#### Task to complete:
Write out all the material exactly. Leave nothing out.

-- BEGIN --

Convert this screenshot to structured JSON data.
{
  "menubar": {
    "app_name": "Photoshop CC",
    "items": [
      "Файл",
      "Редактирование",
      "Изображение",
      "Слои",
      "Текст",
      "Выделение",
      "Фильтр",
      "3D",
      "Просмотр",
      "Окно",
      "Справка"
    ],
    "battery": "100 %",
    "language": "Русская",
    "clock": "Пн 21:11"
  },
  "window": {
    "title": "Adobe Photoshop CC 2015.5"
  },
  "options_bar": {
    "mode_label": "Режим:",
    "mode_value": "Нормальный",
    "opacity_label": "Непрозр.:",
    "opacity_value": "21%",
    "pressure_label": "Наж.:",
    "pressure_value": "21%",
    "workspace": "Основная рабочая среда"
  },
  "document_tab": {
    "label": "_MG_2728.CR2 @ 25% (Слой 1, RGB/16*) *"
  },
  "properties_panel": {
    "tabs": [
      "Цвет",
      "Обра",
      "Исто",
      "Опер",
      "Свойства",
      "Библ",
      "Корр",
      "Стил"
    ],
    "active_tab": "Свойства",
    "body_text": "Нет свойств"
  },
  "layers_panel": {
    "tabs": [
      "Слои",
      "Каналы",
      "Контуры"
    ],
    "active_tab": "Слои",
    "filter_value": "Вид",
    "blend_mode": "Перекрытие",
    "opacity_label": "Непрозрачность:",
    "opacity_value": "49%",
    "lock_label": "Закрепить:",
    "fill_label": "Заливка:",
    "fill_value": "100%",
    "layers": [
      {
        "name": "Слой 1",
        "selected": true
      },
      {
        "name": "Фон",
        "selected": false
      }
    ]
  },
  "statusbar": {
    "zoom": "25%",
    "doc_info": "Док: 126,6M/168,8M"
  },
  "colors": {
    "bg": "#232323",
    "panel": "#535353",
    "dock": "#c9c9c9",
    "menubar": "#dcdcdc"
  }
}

-- END --

#### Task response:
Convert this screenshot to structured JSON data.
{
  "menubar": {
    "app_name": "Photoshop CC",
    "items": [
      "Файл",
      "Редактирование",
      "Изображение",
      "Слои",
      "Текст",
      "Выделение",
      "Фильтр",
      "3D",
      "Просмотр",
      "Окно",
      "Справка"
    ],
    "battery": "100 %",
    "language": "Русская",
    "clock": "Пн 21:11"
  },
  "window": {
    "title": "Adobe Photoshop CC 2015.5"
  },
  "options_bar": {
    "mode_label": "Режим:",
    "mode_value": "Нормальный",
    "opacity_label": "Непрозр.:",
    "opacity_value": "21%",
    "pressure_label": "Наж.:",
    "pressure_value": "21%",
    "workspace": "Основная рабочая среда"
  },
  "document_tab": {
    "label": "_MG_2728.CR2 @ 25% (Слой 1, RGB/16*) *"
  },
  "properties_panel": {
    "tabs": [
      "Цвет",
      "Обра",
      "Исто",
      "Опер",
      "Свойства",
      "Библ",
      "Корр",
      "Стил"
    ],
    "active_tab": "Свойства",
    "body_text": "Нет свойств"
  },
  "layers_panel": {
    "tabs": [
      "Слои",
      "Каналы",
      "Контуры"
    ],
    "active_tab": "Слои",
    "filter_value": "Вид",
    "blend_mode": "Перекрытие",
    "opacity_label": "Непрозрачность:",
    "opacity_value": "49%",
    "lock_label": "Закрепить:",
    "fill_label": "Заливка:",
    "fill_value": "100%",
    "layers": [
      {
        "name": "Слой 1",
        "selected": true
      },
      {
        "name": "Фон",
        "selected": false
      }
    ]
  },
  "statusbar": {
    "zoom": "25%",
    "doc_info": "Док: 126,6M/168,8M"
  },
  "colors": {
    "bg": "#232323",
    "panel": "#535353",
    "dock": "#c9c9c9",
    "menubar": "#dcdcdc"
  }
}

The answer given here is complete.